** BEGIN Material **

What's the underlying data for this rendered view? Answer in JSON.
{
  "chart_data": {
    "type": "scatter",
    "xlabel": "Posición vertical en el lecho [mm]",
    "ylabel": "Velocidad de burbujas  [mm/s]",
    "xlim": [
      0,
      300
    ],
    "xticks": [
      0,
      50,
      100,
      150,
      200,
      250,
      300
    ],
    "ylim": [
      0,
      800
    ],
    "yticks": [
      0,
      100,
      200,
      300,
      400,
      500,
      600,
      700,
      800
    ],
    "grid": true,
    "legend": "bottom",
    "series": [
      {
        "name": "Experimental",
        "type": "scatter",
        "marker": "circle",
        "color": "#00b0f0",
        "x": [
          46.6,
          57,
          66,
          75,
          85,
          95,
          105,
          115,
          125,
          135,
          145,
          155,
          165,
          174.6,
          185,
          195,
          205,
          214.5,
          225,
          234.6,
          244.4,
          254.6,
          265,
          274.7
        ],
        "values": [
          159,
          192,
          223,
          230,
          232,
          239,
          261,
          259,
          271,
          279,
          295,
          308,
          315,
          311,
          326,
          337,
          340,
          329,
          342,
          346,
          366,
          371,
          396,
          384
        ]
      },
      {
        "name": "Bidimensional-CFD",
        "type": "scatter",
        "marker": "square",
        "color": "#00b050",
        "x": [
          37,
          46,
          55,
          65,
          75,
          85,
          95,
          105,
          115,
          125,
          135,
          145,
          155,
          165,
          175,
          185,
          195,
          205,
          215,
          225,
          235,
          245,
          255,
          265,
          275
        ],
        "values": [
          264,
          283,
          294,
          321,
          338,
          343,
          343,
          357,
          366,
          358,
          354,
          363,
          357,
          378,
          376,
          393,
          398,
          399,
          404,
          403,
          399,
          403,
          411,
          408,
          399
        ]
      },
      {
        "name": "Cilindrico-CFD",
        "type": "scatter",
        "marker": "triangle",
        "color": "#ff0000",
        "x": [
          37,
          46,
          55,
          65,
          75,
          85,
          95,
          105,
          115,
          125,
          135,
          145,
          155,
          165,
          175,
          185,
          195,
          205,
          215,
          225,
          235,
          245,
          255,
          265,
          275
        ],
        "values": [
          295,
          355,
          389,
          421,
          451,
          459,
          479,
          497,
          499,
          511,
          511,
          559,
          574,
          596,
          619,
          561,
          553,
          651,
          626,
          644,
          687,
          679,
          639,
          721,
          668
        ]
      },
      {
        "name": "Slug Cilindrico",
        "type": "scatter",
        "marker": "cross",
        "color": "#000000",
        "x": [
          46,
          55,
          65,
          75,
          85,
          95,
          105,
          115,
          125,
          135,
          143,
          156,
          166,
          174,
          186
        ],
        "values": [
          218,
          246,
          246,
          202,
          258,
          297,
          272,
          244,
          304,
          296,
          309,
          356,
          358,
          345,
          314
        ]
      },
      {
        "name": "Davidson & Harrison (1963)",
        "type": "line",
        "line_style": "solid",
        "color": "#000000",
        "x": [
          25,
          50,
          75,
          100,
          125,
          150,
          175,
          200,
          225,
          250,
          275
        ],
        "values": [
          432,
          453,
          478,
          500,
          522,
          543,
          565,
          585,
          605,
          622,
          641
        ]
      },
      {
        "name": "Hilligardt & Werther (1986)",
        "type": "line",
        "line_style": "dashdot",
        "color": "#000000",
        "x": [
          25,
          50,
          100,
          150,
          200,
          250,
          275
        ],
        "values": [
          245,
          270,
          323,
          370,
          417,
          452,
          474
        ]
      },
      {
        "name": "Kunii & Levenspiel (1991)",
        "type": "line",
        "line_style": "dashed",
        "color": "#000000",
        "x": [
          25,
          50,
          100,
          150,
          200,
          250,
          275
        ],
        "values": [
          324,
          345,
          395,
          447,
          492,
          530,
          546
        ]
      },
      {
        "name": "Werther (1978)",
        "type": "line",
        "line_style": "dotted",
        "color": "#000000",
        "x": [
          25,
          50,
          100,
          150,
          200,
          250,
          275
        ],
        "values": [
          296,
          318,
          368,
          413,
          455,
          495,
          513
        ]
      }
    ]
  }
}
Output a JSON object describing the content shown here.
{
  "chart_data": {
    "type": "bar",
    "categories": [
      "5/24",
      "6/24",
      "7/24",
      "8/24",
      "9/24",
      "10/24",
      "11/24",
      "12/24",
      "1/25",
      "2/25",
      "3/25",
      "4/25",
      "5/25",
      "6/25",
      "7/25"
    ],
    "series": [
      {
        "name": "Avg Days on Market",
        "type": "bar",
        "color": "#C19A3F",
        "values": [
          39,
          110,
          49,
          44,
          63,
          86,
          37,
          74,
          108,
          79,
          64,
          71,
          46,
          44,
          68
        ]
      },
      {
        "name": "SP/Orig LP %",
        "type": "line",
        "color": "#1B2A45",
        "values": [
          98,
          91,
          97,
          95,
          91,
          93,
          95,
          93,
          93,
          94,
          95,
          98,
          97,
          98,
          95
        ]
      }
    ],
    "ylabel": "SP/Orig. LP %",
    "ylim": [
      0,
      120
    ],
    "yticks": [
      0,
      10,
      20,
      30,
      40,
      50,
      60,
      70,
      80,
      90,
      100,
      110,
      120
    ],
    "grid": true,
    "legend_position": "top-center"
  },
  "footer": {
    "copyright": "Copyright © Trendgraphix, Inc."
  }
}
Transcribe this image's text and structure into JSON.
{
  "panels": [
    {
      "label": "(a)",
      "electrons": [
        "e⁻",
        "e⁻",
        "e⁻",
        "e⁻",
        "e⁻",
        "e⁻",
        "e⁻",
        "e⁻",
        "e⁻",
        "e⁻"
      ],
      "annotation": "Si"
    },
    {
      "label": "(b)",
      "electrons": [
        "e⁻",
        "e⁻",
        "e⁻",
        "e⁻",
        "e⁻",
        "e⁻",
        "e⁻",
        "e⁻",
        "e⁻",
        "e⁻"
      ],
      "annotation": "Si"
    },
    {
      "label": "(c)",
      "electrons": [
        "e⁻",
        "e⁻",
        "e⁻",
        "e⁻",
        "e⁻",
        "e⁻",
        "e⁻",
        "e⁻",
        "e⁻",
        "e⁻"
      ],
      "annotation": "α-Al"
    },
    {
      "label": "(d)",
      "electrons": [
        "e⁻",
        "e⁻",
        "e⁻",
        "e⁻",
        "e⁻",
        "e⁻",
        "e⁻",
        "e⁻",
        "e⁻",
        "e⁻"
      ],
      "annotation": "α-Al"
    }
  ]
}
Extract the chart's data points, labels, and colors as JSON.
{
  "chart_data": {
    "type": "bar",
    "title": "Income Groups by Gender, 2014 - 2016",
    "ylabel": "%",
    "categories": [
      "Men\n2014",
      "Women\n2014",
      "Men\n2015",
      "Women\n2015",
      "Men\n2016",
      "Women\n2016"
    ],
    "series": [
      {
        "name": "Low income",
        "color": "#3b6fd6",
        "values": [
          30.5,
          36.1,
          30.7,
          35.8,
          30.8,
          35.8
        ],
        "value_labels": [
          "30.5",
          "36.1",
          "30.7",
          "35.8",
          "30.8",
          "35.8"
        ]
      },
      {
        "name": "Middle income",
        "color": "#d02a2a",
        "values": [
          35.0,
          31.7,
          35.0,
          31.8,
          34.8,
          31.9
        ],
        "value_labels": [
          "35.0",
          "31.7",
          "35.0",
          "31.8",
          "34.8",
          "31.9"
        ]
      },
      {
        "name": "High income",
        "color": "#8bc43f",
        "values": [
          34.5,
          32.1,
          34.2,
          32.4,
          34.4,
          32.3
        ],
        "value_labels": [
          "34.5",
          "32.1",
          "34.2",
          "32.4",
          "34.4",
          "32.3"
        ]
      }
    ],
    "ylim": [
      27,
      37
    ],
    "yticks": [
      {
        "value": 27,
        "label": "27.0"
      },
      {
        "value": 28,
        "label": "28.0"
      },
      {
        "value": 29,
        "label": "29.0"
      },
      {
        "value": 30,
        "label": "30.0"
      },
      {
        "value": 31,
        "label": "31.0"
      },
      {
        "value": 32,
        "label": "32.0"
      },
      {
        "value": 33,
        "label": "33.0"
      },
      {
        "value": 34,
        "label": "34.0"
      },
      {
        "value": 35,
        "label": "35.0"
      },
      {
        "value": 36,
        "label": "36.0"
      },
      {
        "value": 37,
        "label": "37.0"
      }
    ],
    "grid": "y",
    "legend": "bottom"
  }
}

** END Material **

» **Challenge**
Identify the lines that hold the word "Cilindrico". Copy every one of them.

» **Correct answer**
        "name": "Cilindrico-CFD",
        "name": "Slug Cilindrico",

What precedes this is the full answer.